→ **To do**
Select the lines of the records containing the word "atlantic" and list them.

→ **Listed records**
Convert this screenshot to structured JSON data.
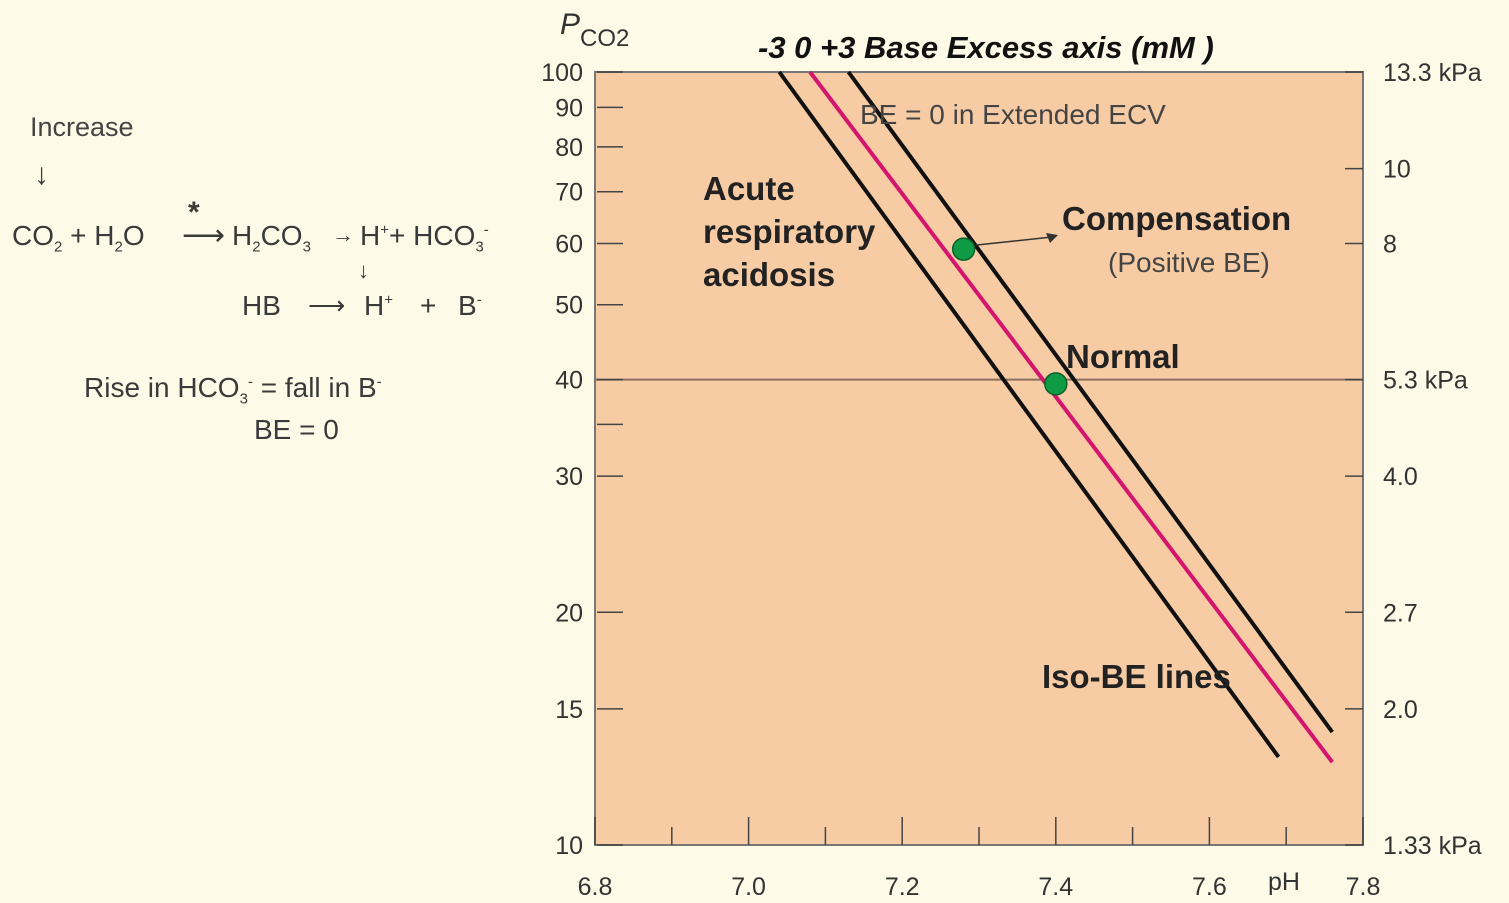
{
  "equations": {
    "increase": "Increase",
    "co2": "CO",
    "co2_sub": "2",
    "plus_h2o": " + H",
    "h2o_sub": "2",
    "h2o_o": "O",
    "star": "*",
    "h2co3_h": "H",
    "h2co3_sub1": "2",
    "h2co3_co": "CO",
    "h2co3_sub2": "3",
    "h_plus": "H",
    "h_plus_sup": "+",
    "plus_hco3": "+ HCO",
    "hco3_sub": "3",
    "hco3_sup": "-",
    "hb": "HB",
    "h_plus2": "H",
    "h_plus2_sup": "+",
    "plus": "+",
    "b": "B",
    "b_sup": "-",
    "rise_text": "Rise in HCO",
    "rise_sub": "3",
    "rise_sup": "-",
    "rise_rest": " = fall in B",
    "rise_b_sup": "-",
    "be_zero": "BE = 0"
  },
  "chart_data": {
    "type": "line",
    "title": "-3 0 +3 Base Excess axis (mM )",
    "xlabel": "pH",
    "ylabel_main": "P",
    "ylabel_sub": "CO2",
    "x_scale": "linear",
    "y_scale": "log",
    "xlim": [
      6.8,
      7.8
    ],
    "ylim": [
      10,
      100
    ],
    "x_ticks": [
      "6.8",
      "7.0",
      "7.2",
      "7.4",
      "7.6",
      "7.8"
    ],
    "y_ticks": [
      10,
      15,
      20,
      30,
      40,
      50,
      60,
      70,
      80,
      90,
      100
    ],
    "y_tick_labels": [
      "10",
      "15",
      "20",
      "30",
      "40",
      "50",
      "60",
      "70",
      "80",
      "90",
      "100"
    ],
    "y_ticks_unlabeled": [
      35
    ],
    "right_axis_ticks": [
      {
        "mmHg": 100,
        "label": "13.3 kPa"
      },
      {
        "mmHg": 75,
        "label": "10"
      },
      {
        "mmHg": 60,
        "label": "8"
      },
      {
        "mmHg": 40,
        "label": "5.3 kPa"
      },
      {
        "mmHg": 30,
        "label": "4.0"
      },
      {
        "mmHg": 20,
        "label": "2.7"
      },
      {
        "mmHg": 15,
        "label": "2.0"
      },
      {
        "mmHg": 10,
        "label": "1.33 kPa"
      }
    ],
    "reference_line_y": 40,
    "series": [
      {
        "name": "-3",
        "color": "#111111",
        "x": [
          7.04,
          7.69
        ],
        "y": [
          100,
          13
        ]
      },
      {
        "name": "0",
        "color": "#d4156e",
        "x": [
          7.08,
          7.76
        ],
        "y": [
          100,
          12.8
        ]
      },
      {
        "name": "+3",
        "color": "#111111",
        "x": [
          7.13,
          7.76
        ],
        "y": [
          100,
          14
        ]
      }
    ],
    "points": [
      {
        "label": "Compensation",
        "x": 7.28,
        "y": 59,
        "color": "#0f9a44"
      },
      {
        "label": "Normal",
        "x": 7.4,
        "y": 39.5,
        "color": "#0f9a44"
      }
    ],
    "annotations": {
      "be_zero_ecv": "BE = 0 in Extended ECV",
      "acute_1": "Acute",
      "acute_2": "respiratory",
      "acute_3": "acidosis",
      "compensation": "Compensation",
      "positive_be": "(Positive BE)",
      "normal": "Normal",
      "iso_be": "Iso-BE lines"
    },
    "colors": {
      "plot_bg": "#f7cca4",
      "frame": "#777777",
      "page_bg": "#fdfbe8"
    },
    "grid": false
  }
}
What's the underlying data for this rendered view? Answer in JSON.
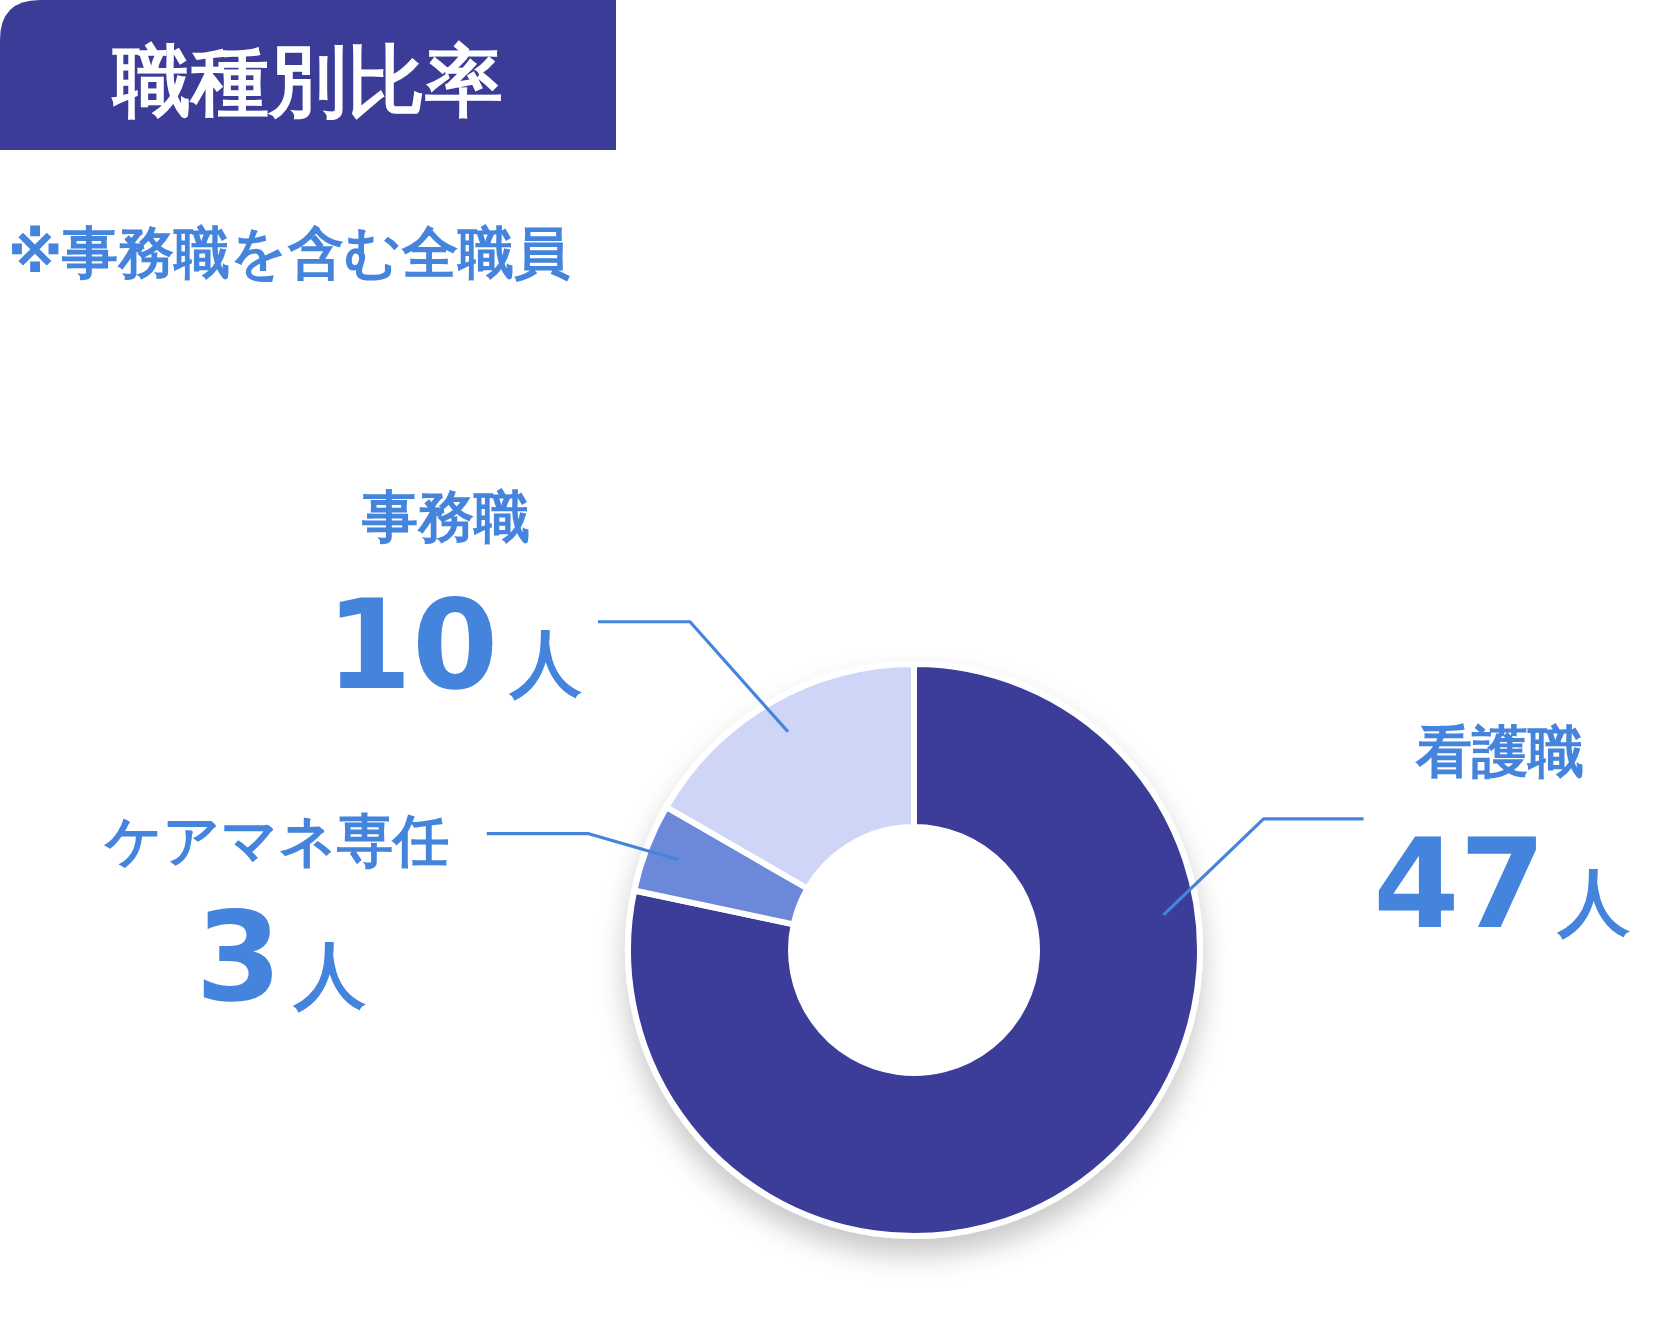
{
  "chart_data": {
    "type": "donut",
    "title": "職種別比率",
    "subtitle": "※事務職を含む全職員",
    "categories": [
      "看護職",
      "ケアマネ専任",
      "事務職"
    ],
    "values": [
      47,
      3,
      10
    ],
    "colors": [
      "#3a3c98",
      "#6c88d8",
      "#cfd5f6"
    ],
    "value_labels": [
      "47人",
      "3人",
      "10人"
    ]
  }
}
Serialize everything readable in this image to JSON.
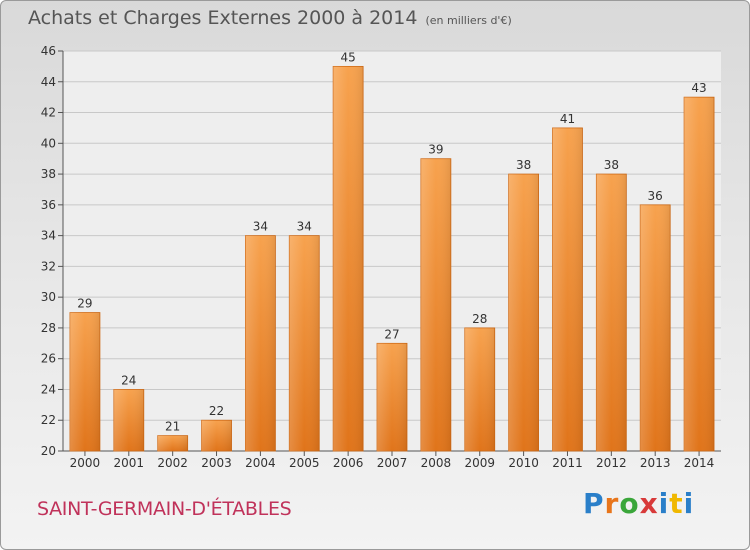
{
  "title": "Achats et Charges Externes 2000 à 2014",
  "unit": "(en milliers d'€)",
  "location": "SAINT-GERMAIN-D'ÉTABLES",
  "logo": {
    "letters": [
      "P",
      "r",
      "o",
      "x",
      "i",
      "t",
      "i"
    ],
    "colors": [
      "#2a7fc9",
      "#e8751a",
      "#3aa63a",
      "#d83a3a",
      "#2a7fc9",
      "#f0b800",
      "#2a7fc9"
    ]
  },
  "chart_data": {
    "type": "bar",
    "categories": [
      "2000",
      "2001",
      "2002",
      "2003",
      "2004",
      "2005",
      "2006",
      "2007",
      "2008",
      "2009",
      "2010",
      "2011",
      "2012",
      "2013",
      "2014"
    ],
    "values": [
      29,
      24,
      21,
      22,
      34,
      34,
      45,
      27,
      39,
      28,
      38,
      41,
      38,
      36,
      43
    ],
    "ylim": [
      20,
      46
    ],
    "yticks": [
      20,
      22,
      24,
      26,
      28,
      30,
      32,
      34,
      36,
      38,
      40,
      42,
      44,
      46
    ],
    "grid": true,
    "bar_color": "#f08a2a"
  }
}
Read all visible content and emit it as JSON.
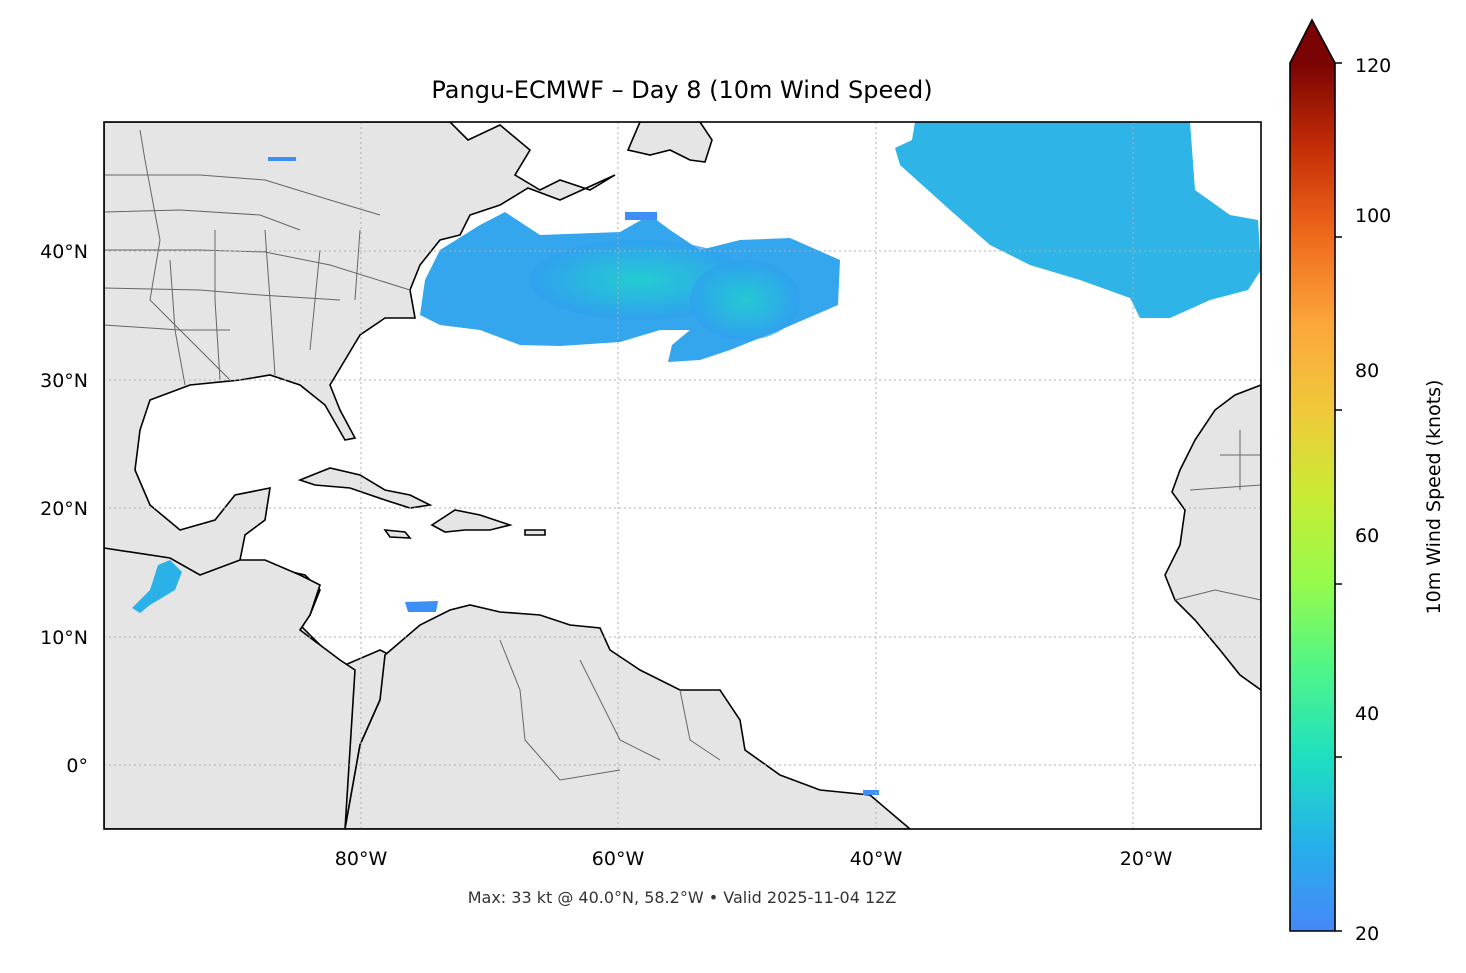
{
  "title": "Pangu-ECMWF – Day 8 (10m Wind Speed)",
  "footer": "Max: 33 kt @ 40.0°N, 58.2°W • Valid 2025-11-04 12Z",
  "map": {
    "lon_range": [
      -100,
      -10
    ],
    "lat_range": [
      -5,
      50
    ],
    "lat_ticks": [
      {
        "value": 40,
        "label": "40°N"
      },
      {
        "value": 30,
        "label": "30°N"
      },
      {
        "value": 20,
        "label": "20°N"
      },
      {
        "value": 10,
        "label": "10°N"
      },
      {
        "value": 0,
        "label": "0°"
      }
    ],
    "lon_ticks": [
      {
        "value": -80,
        "label": "80°W"
      },
      {
        "value": -60,
        "label": "60°W"
      },
      {
        "value": -40,
        "label": "40°W"
      },
      {
        "value": -20,
        "label": "20°W"
      }
    ],
    "gridlines": true,
    "land_color": "#e5e5e5",
    "coast_color": "#000000",
    "border_color": "#666666"
  },
  "colorbar": {
    "label": "10m Wind Speed (knots)",
    "min": 20,
    "max": 120,
    "extend": "max",
    "ticks": [
      "20",
      "40",
      "60",
      "80",
      "100",
      "120"
    ],
    "colormap": "turbo"
  },
  "wind_swaths": [
    {
      "name": "north-atlantic-east-swath",
      "color": "#26b6e6"
    },
    {
      "name": "western-atlantic-swath",
      "color": "#2ea5ee"
    },
    {
      "name": "eastern-pacific-swath",
      "color": "#2f9ff0"
    },
    {
      "name": "caribbean-small-swath",
      "color": "#3d8ff5"
    }
  ]
}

→ **Final result**
      "name": "north-atlantic-east-swath",
      "name": "western-atlantic-swath",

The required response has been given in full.